§ **WRITTEN EXERCISE**: Check each line of the listing below for the string "grade", and copy the ones that have it.

§ **DATASET RECORDS**:
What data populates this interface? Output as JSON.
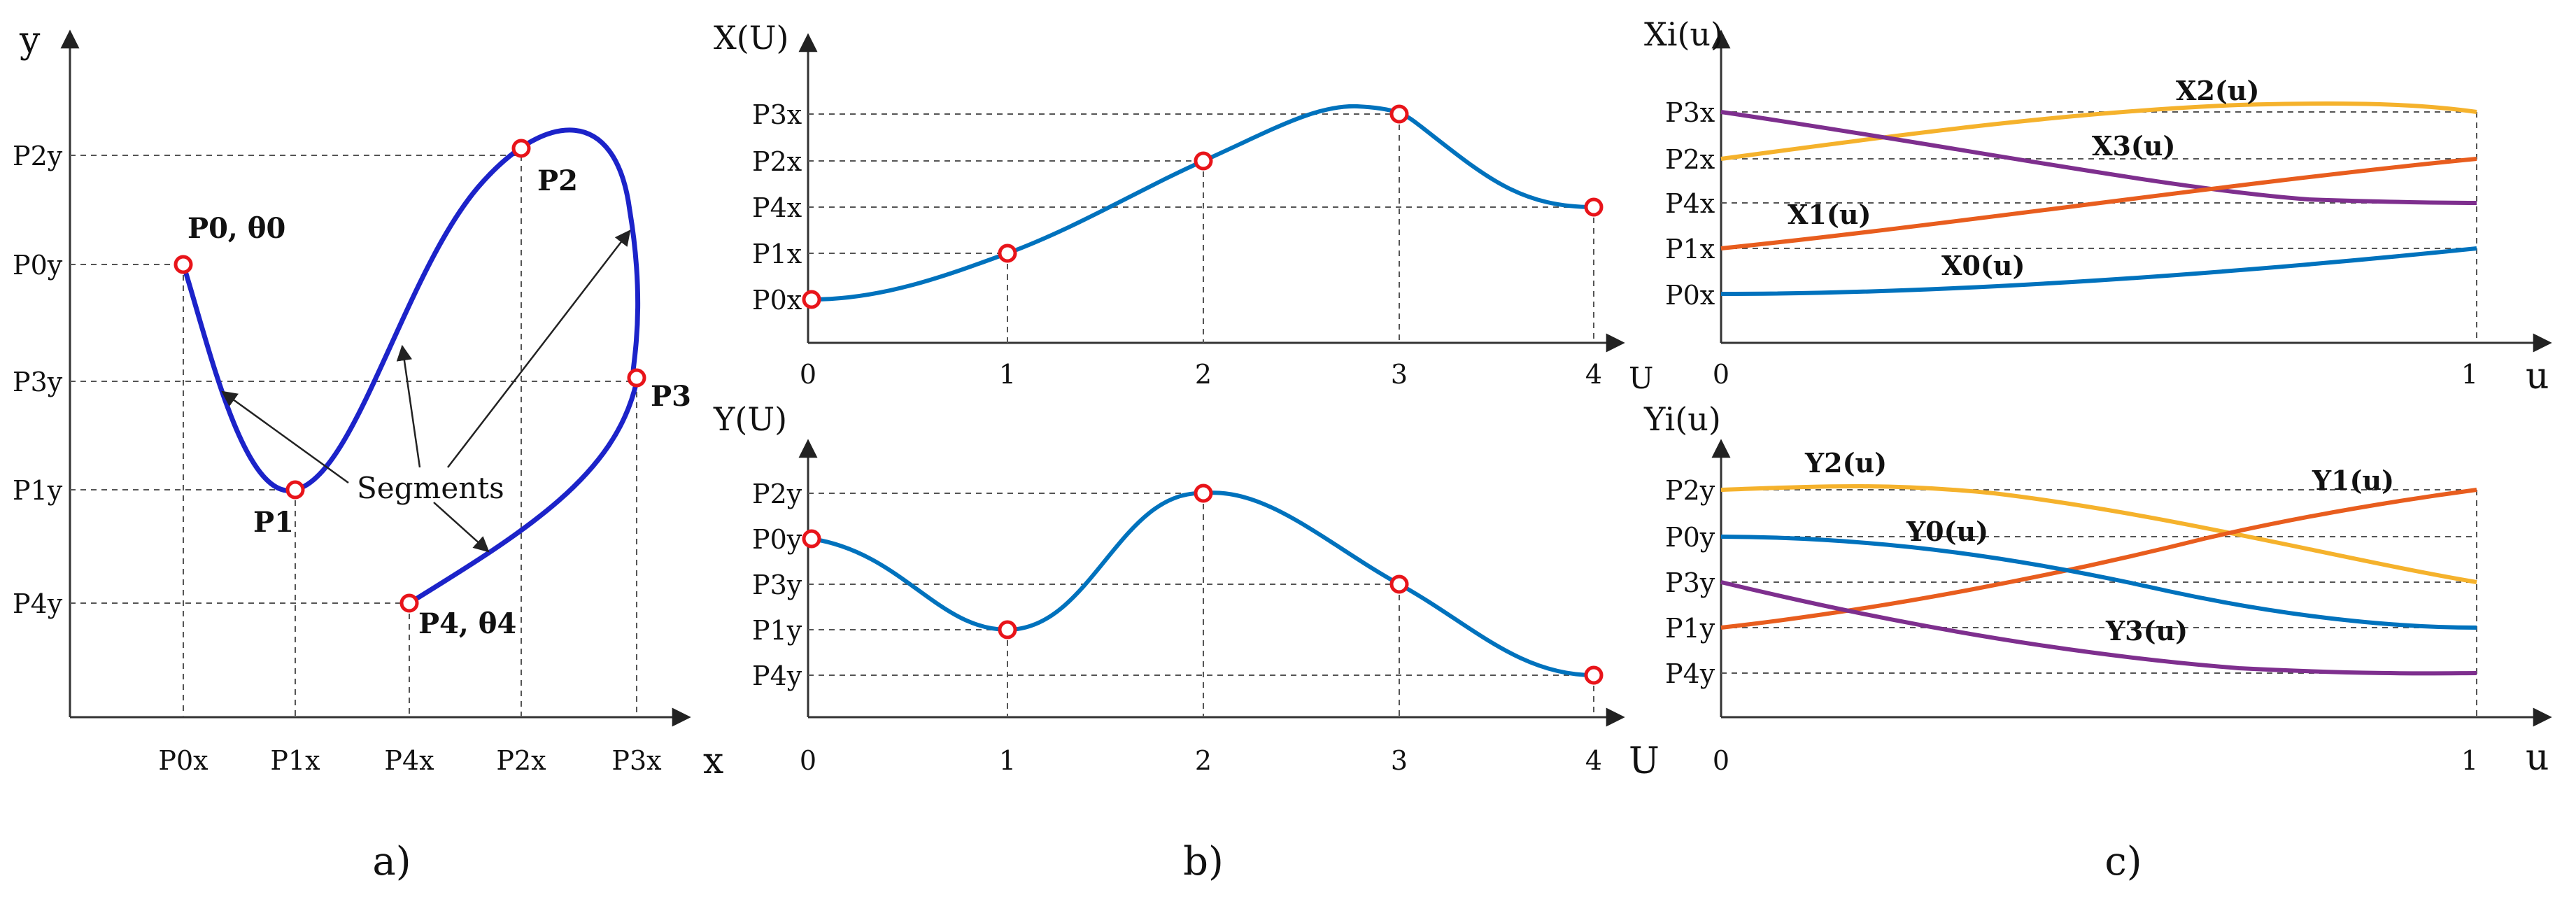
{
  "colors": {
    "path": "#1c23c9",
    "blue": "#0072bd",
    "orange": "#e85d1e",
    "yellow": "#f5b22c",
    "purple": "#7e2f8e",
    "marker": "#e8141a"
  },
  "panel_a": {
    "axis_x": "x",
    "axis_y": "y",
    "xticks": [
      "P0x",
      "P1x",
      "P4x",
      "P2x",
      "P3x"
    ],
    "yticks": [
      "P2y",
      "P0y",
      "P3y",
      "P1y",
      "P4y"
    ],
    "points": {
      "p0": "P0, θ0",
      "p1": "P1",
      "p2": "P2",
      "p3": "P3",
      "p4": "P4, θ4"
    },
    "segments_label": "Segments",
    "caption": "a)"
  },
  "panel_b": {
    "top": {
      "title": "X(U)",
      "axis": "U",
      "xticks": [
        "0",
        "1",
        "2",
        "3",
        "4"
      ],
      "yticks": [
        "P3x",
        "P2x",
        "P4x",
        "P1x",
        "P0x"
      ]
    },
    "bottom": {
      "title": "Y(U)",
      "axis": "U",
      "xticks": [
        "0",
        "1",
        "2",
        "3",
        "4"
      ],
      "yticks": [
        "P2y",
        "P0y",
        "P3y",
        "P1y",
        "P4y"
      ]
    },
    "caption": "b)"
  },
  "panel_c": {
    "top": {
      "title": "Xi(u)",
      "axis": "u",
      "xticks": [
        "0",
        "1"
      ],
      "yticks": [
        "P3x",
        "P2x",
        "P4x",
        "P1x",
        "P0x"
      ],
      "curves": [
        "X2(u)",
        "X3(u)",
        "X1(u)",
        "X0(u)"
      ]
    },
    "bottom": {
      "title": "Yi(u)",
      "axis": "u",
      "xticks": [
        "0",
        "1"
      ],
      "yticks": [
        "P2y",
        "P0y",
        "P3y",
        "P1y",
        "P4y"
      ],
      "curves": [
        "Y2(u)",
        "Y1(u)",
        "Y0(u)",
        "Y3(u)"
      ]
    },
    "caption": "c)"
  }
}
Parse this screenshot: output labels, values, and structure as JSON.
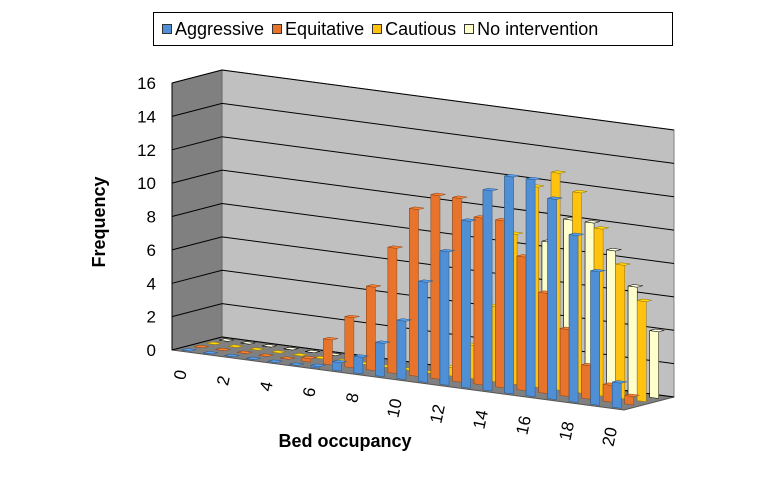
{
  "chart_data": {
    "type": "bar",
    "title": "",
    "xlabel": "Bed occupancy",
    "ylabel": "Frequency",
    "ylim": [
      0,
      16
    ],
    "yticks": [
      0,
      2,
      4,
      6,
      8,
      10,
      12,
      14,
      16
    ],
    "xticks": [
      "0",
      "2",
      "4",
      "6",
      "8",
      "10",
      "12",
      "14",
      "16",
      "18",
      "20"
    ],
    "grid": true,
    "legend_position": "top",
    "categories": [
      "0",
      "1",
      "2",
      "3",
      "4",
      "5",
      "6",
      "7",
      "8",
      "9",
      "10",
      "11",
      "12",
      "13",
      "14",
      "15",
      "16",
      "17",
      "18",
      "19",
      "20"
    ],
    "series": [
      {
        "name": "Aggressive",
        "color": "#4f8fd6",
        "values": [
          0,
          0,
          0,
          0,
          0,
          0,
          0.1,
          0.5,
          1,
          2,
          3.5,
          6,
          8,
          10,
          12,
          13,
          13,
          12,
          10,
          8,
          1.5
        ]
      },
      {
        "name": "Equitative",
        "color": "#e8742c",
        "values": [
          0,
          0,
          0,
          0,
          0,
          0.2,
          1.5,
          3,
          5,
          7.5,
          10,
          11,
          11,
          10,
          10,
          8,
          6,
          4,
          2,
          1,
          0.5
        ]
      },
      {
        "name": "Cautious",
        "color": "#ffc20e",
        "values": [
          0,
          0,
          0,
          0,
          0,
          0,
          0,
          0,
          0,
          0,
          0,
          0.5,
          2,
          4.5,
          9,
          12,
          13,
          12,
          10,
          8,
          6
        ]
      },
      {
        "name": "No intervention",
        "color": "#ffffcc",
        "values": [
          0,
          0,
          0,
          0,
          0,
          0,
          0,
          0,
          0,
          0,
          0,
          0,
          0,
          2,
          5,
          8.5,
          10,
          10,
          8.5,
          6.5,
          4
        ]
      }
    ]
  }
}
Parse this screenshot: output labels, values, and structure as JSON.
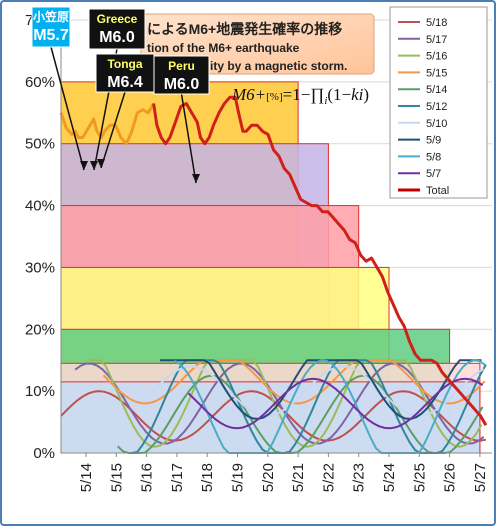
{
  "chart_data": {
    "type": "area",
    "title_line1": "によるM6+地震発生確率の推移",
    "title_line2": "tion of the M6+ earthquake",
    "title_line3": "bility by a magnetic storm.",
    "formula_main": "M6+",
    "formula_unit": "[%]",
    "formula_rest": "=1−∏",
    "formula_sub": "i",
    "formula_tail": "(1−",
    "formula_k": "ki",
    "formula_end": ")",
    "y_ticks": [
      "0%",
      "10%",
      "20%",
      "30%",
      "40%",
      "50%",
      "60%",
      "70%"
    ],
    "ylim": [
      0,
      70
    ],
    "x_ticks": [
      "5/14",
      "5/15",
      "5/16",
      "5/17",
      "5/18",
      "5/19",
      "5/20",
      "5/21",
      "5/22",
      "5/23",
      "5/24",
      "5/25",
      "5/26",
      "5/27"
    ],
    "levels": [
      {
        "value": 60,
        "end": "5/21",
        "fill": "#ffc830",
        "stroke": "#e03030"
      },
      {
        "value": 50,
        "end": "5/22",
        "fill": "#c6b4e6",
        "stroke": "#e03030"
      },
      {
        "value": 40,
        "end": "5/23",
        "fill": "#ff9da6",
        "stroke": "#e03030"
      },
      {
        "value": 30,
        "end": "5/24",
        "fill": "#ffff80",
        "stroke": "#e03030"
      },
      {
        "value": 20,
        "end": "5/26",
        "fill": "#5fcc83",
        "stroke": "#e03030"
      },
      {
        "value": 14.5,
        "end": "5/27",
        "fill": "#ffd9d6",
        "stroke": "#e03030"
      },
      {
        "value": 11.5,
        "end": "5/27",
        "fill": "#c8dcf8",
        "stroke": "#e03030"
      }
    ],
    "total_series": {
      "name": "Total",
      "color": "#d0201a",
      "points": [
        [
          0,
          55
        ],
        [
          0.5,
          52.5
        ],
        [
          1,
          51.5
        ],
        [
          1.3,
          52
        ],
        [
          1.6,
          51
        ],
        [
          2,
          51
        ],
        [
          2.5,
          52.5
        ],
        [
          3,
          54
        ],
        [
          3.3,
          52
        ],
        [
          3.7,
          51
        ],
        [
          4,
          52
        ],
        [
          4.5,
          53
        ],
        [
          5,
          53
        ],
        [
          5.5,
          51
        ],
        [
          6,
          50
        ],
        [
          6.5,
          52
        ],
        [
          7,
          55
        ],
        [
          7.5,
          55.5
        ],
        [
          8,
          55
        ],
        [
          8.5,
          56.5
        ],
        [
          8.8,
          53
        ],
        [
          9.2,
          51
        ],
        [
          9.6,
          50
        ],
        [
          10,
          51
        ],
        [
          10.5,
          53.5
        ],
        [
          11,
          56
        ],
        [
          11.5,
          56.5
        ],
        [
          12,
          55
        ],
        [
          12.5,
          53.5
        ],
        [
          12.8,
          51
        ],
        [
          13.2,
          50
        ],
        [
          13.6,
          51
        ],
        [
          14,
          53
        ],
        [
          14.5,
          55
        ],
        [
          15,
          56.5
        ],
        [
          15.5,
          57.5
        ],
        [
          16,
          57.5
        ],
        [
          16.3,
          55
        ],
        [
          16.7,
          52
        ],
        [
          17,
          52
        ],
        [
          17.5,
          53
        ],
        [
          18,
          53
        ],
        [
          18.5,
          52
        ],
        [
          19,
          51.5
        ],
        [
          19.5,
          49
        ],
        [
          20,
          48
        ],
        [
          20.5,
          46
        ],
        [
          21,
          45
        ],
        [
          21.5,
          43
        ],
        [
          22,
          41
        ],
        [
          22.5,
          40.5
        ],
        [
          23,
          40
        ],
        [
          23.5,
          40
        ],
        [
          24,
          39
        ],
        [
          24.5,
          39
        ],
        [
          25,
          38
        ],
        [
          25.5,
          37
        ],
        [
          26,
          36
        ],
        [
          26.5,
          34.5
        ],
        [
          27,
          34
        ],
        [
          27.5,
          32
        ],
        [
          28,
          31
        ],
        [
          28.5,
          31.5
        ],
        [
          29,
          30
        ],
        [
          29.5,
          28.5
        ],
        [
          30,
          26
        ],
        [
          30.5,
          24
        ],
        [
          31,
          22
        ],
        [
          31.5,
          20.5
        ],
        [
          32,
          18
        ],
        [
          32.5,
          16
        ],
        [
          33,
          15
        ],
        [
          33.5,
          15
        ],
        [
          34,
          15
        ],
        [
          34.5,
          14.5
        ],
        [
          35,
          13
        ],
        [
          35.5,
          12
        ],
        [
          36,
          11
        ],
        [
          36.5,
          10
        ],
        [
          37,
          9
        ],
        [
          37.5,
          8
        ],
        [
          38,
          7
        ],
        [
          38.5,
          6
        ],
        [
          39,
          4.5
        ]
      ]
    },
    "legend": [
      {
        "label": "5/18",
        "color": "#c0504d"
      },
      {
        "label": "5/17",
        "color": "#8064a2"
      },
      {
        "label": "5/16",
        "color": "#9bbb59"
      },
      {
        "label": "5/15",
        "color": "#f79646"
      },
      {
        "label": "5/14",
        "color": "#5b9e63"
      },
      {
        "label": "5/12",
        "color": "#31859c"
      },
      {
        "label": "5/10",
        "color": "#c6d9f1"
      },
      {
        "label": "5/9",
        "color": "#1f4e79"
      },
      {
        "label": "5/8",
        "color": "#4bacc6"
      },
      {
        "label": "5/7",
        "color": "#7030a0"
      },
      {
        "label": "Total",
        "color": "#c00000"
      }
    ],
    "events": [
      {
        "place": "小笠原",
        "mag": "M5.7",
        "bg": "#00b0f0",
        "place_color": "#ffffff",
        "mag_color": "#ffffff"
      },
      {
        "place": "Greece",
        "mag": "M6.0",
        "bg": "#111111",
        "place_color": "#ffff66",
        "mag_color": "#ffffff"
      },
      {
        "place": "Tonga",
        "mag": "M6.4",
        "bg": "#111111",
        "place_color": "#ffff66",
        "mag_color": "#ffffff"
      },
      {
        "place": "Peru",
        "mag": "M6.0",
        "bg": "#111111",
        "place_color": "#ffff66",
        "mag_color": "#ffffff"
      }
    ]
  }
}
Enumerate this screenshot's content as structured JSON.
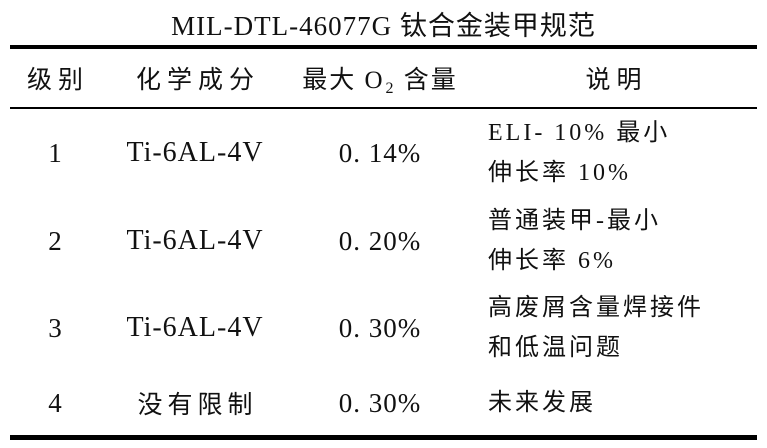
{
  "title": "MIL-DTL-46077G 钛合金装甲规范",
  "colors": {
    "background": "#ffffff",
    "text": "#111111",
    "rule": "#000000"
  },
  "table": {
    "headers": {
      "grade": "级别",
      "composition": "化学成分",
      "o2_pre": "最大 O",
      "o2_sub": "2",
      "o2_post": " 含量",
      "description": "说明"
    },
    "rows": [
      {
        "grade": "1",
        "composition": "Ti-6AL-4V",
        "max_o2": "0. 14%",
        "desc_line1": "ELI- 10% 最小",
        "desc_line2": "伸长率 10%"
      },
      {
        "grade": "2",
        "composition": "Ti-6AL-4V",
        "max_o2": "0. 20%",
        "desc_line1": "普通装甲-最小",
        "desc_line2": "伸长率 6%"
      },
      {
        "grade": "3",
        "composition": "Ti-6AL-4V",
        "max_o2": "0. 30%",
        "desc_line1": "高废屑含量焊接件",
        "desc_line2": "和低温问题"
      },
      {
        "grade": "4",
        "composition": "没有限制",
        "max_o2": "0. 30%",
        "desc_line1": "未来发展"
      }
    ]
  }
}
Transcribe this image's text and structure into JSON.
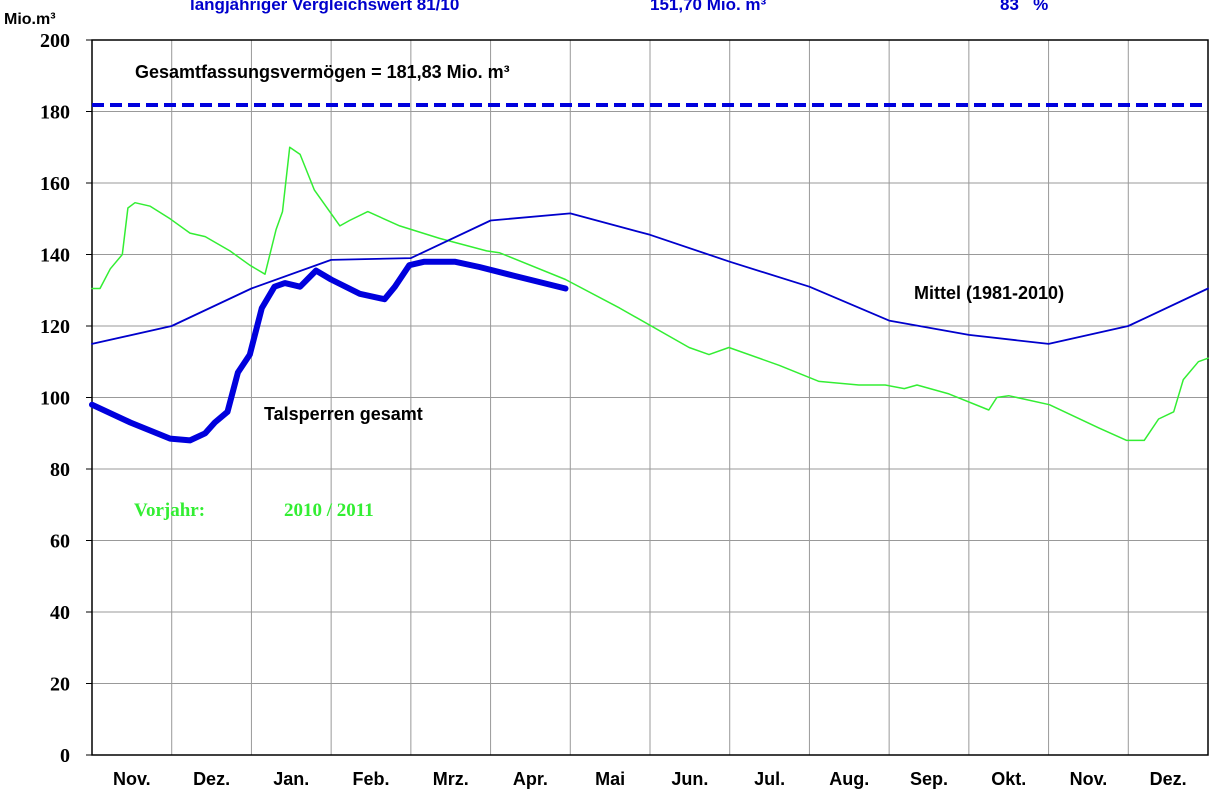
{
  "chart_data": {
    "type": "line",
    "header": [
      "langjähriger Vergleichswert 81/10",
      "151,70 Mio. m³",
      "83   %"
    ],
    "y_label": "Mio.m³",
    "categories": [
      "Nov.",
      "Dez.",
      "Jan.",
      "Feb.",
      "Mrz.",
      "Apr.",
      "Mai",
      "Jun.",
      "Jul.",
      "Aug.",
      "Sep.",
      "Okt.",
      "Nov.",
      "Dez."
    ],
    "xlim": [
      0,
      14
    ],
    "ylim": [
      0,
      200
    ],
    "yticks": [
      0,
      20,
      40,
      60,
      80,
      100,
      120,
      140,
      160,
      180,
      200
    ],
    "grid": true,
    "reference_line": {
      "label": "Gesamtfassungsvermögen = 181,83 Mio. m³",
      "value": 181.83,
      "color": "#0000dd"
    },
    "series": [
      {
        "name": "Talsperren gesamt",
        "color": "#0000dd",
        "x": [
          0,
          0.48,
          0.98,
          1.23,
          1.42,
          1.54,
          1.7,
          1.83,
          1.98,
          2.13,
          2.29,
          2.42,
          2.61,
          2.81,
          3.0,
          3.36,
          3.67,
          3.8,
          3.98,
          4.17,
          4.55,
          4.86,
          5.3,
          5.94
        ],
        "values": [
          98,
          93,
          88.5,
          88,
          90,
          93,
          96,
          107,
          112,
          125,
          131,
          132,
          131,
          135.5,
          133,
          129,
          127.5,
          131,
          137,
          138,
          138,
          136.5,
          134,
          130.5
        ]
      },
      {
        "name": "Mittel (1981-2010)",
        "color": "#0000cc",
        "x": [
          0,
          1,
          2,
          3,
          4,
          5,
          6,
          7,
          8,
          9,
          10,
          11,
          12,
          13,
          14
        ],
        "values": [
          115,
          120,
          130.5,
          138.5,
          139,
          149.5,
          151.5,
          145.5,
          138,
          131,
          121.5,
          117.5,
          115,
          120,
          130.5
        ]
      },
      {
        "name": "Vorjahr:",
        "color": "#33ee33",
        "x": [
          0,
          0.1,
          0.23,
          0.38,
          0.45,
          0.54,
          0.73,
          0.98,
          1.23,
          1.42,
          1.73,
          1.98,
          2.17,
          2.31,
          2.39,
          2.48,
          2.61,
          2.79,
          3.11,
          3.23,
          3.46,
          3.86,
          4.36,
          4.95,
          5.11,
          5.94,
          6.62,
          7.49,
          7.74,
          7.99,
          8.62,
          9.12,
          9.62,
          9.95,
          10.19,
          10.35,
          10.75,
          11.25,
          11.35,
          11.5,
          12.01,
          12.63,
          12.98,
          13.2,
          13.38,
          13.57,
          13.69,
          13.88,
          14
        ],
        "values": [
          130.5,
          130.5,
          136,
          140,
          153,
          154.5,
          153.5,
          150,
          146,
          145,
          141,
          137,
          134.5,
          147,
          152,
          170,
          168,
          158,
          148,
          149.5,
          152,
          148,
          144.5,
          141,
          140.5,
          133,
          125,
          114,
          112,
          114,
          109,
          104.5,
          103.5,
          103.5,
          102.5,
          103.5,
          101,
          96.5,
          100,
          100.5,
          98,
          91.5,
          88,
          88,
          94,
          96,
          105,
          110,
          111
        ]
      }
    ],
    "annotations": [
      "2010 / 2011"
    ]
  }
}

§ **OUTPUT OF THE EXERCISE**:
      "grade": "级别",
        "grade": "1",
        "grade": "2",
        "grade": "3",
        "grade": "4",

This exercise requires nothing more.